Show every line of the records below that contains the word "public".

━━━━━━━━

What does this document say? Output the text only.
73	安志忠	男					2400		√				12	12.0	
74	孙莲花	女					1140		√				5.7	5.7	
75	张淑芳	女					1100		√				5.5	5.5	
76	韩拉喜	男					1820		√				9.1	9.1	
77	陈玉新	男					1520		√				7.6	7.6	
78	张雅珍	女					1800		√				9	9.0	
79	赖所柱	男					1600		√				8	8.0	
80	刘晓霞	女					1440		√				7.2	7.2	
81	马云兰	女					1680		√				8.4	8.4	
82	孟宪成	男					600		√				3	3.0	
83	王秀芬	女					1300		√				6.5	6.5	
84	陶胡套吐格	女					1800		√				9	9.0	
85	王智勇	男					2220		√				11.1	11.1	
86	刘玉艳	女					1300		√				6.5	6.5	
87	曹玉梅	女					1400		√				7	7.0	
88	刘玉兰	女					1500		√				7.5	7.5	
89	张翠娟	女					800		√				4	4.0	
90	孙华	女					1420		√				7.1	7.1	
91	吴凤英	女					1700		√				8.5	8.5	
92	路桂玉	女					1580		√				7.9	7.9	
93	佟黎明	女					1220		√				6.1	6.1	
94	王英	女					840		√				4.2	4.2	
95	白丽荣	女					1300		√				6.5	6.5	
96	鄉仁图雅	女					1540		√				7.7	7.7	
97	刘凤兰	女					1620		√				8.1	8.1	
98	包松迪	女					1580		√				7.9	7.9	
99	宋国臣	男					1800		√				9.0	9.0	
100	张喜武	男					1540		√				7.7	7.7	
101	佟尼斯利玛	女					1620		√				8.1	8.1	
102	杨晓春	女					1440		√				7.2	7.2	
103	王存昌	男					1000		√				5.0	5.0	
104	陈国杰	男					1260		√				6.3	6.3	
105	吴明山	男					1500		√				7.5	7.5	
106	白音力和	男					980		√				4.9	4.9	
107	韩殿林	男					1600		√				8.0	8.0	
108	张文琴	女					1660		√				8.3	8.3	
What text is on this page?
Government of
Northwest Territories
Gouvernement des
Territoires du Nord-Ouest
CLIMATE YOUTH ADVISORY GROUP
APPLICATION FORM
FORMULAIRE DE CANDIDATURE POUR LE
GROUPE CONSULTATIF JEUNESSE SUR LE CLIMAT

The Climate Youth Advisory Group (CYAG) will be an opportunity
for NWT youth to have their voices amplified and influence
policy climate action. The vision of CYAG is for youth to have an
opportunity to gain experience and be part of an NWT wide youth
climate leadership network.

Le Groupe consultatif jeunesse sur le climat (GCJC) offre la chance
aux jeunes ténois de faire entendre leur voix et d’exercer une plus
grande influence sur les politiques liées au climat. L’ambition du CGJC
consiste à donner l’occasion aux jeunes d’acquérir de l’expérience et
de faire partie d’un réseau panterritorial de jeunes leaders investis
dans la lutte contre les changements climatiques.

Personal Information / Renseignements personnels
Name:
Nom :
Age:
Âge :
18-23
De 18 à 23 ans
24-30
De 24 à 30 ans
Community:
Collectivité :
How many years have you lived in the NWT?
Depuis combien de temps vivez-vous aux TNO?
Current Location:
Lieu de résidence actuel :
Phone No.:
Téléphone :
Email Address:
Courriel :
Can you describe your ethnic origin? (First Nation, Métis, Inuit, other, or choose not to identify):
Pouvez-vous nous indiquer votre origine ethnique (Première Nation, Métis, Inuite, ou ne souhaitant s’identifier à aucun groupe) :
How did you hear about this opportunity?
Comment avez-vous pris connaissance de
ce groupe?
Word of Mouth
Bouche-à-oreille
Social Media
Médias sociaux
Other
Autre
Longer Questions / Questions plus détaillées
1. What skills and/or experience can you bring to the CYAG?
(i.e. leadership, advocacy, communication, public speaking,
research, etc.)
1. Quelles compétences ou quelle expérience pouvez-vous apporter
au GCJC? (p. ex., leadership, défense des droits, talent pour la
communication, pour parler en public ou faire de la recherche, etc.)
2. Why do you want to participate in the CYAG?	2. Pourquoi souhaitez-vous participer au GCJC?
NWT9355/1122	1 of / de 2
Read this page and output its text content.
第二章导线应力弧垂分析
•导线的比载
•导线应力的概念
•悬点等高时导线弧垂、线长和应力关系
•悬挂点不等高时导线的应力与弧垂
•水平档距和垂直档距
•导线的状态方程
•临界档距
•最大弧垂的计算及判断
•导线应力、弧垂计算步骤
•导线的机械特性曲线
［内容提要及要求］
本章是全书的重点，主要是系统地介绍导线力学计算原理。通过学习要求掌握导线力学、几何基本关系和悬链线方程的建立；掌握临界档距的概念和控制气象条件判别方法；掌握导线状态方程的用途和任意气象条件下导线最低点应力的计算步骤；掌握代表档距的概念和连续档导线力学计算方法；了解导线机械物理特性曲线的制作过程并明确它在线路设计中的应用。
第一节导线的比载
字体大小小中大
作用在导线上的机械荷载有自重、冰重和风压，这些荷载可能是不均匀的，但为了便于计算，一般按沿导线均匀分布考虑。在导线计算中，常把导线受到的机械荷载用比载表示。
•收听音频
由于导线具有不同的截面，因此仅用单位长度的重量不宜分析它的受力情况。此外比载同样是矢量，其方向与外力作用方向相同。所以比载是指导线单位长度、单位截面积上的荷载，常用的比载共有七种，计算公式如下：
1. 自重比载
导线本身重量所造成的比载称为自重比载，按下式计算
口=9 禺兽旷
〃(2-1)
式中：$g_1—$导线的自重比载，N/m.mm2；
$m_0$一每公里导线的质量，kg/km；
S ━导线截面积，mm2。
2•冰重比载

━━━━━━━━

## RESPONSE BELOW
(i.e. leadership, advocacy, communication, public speaking,
communication, pour parler en public ou faire de la recherche, etc.)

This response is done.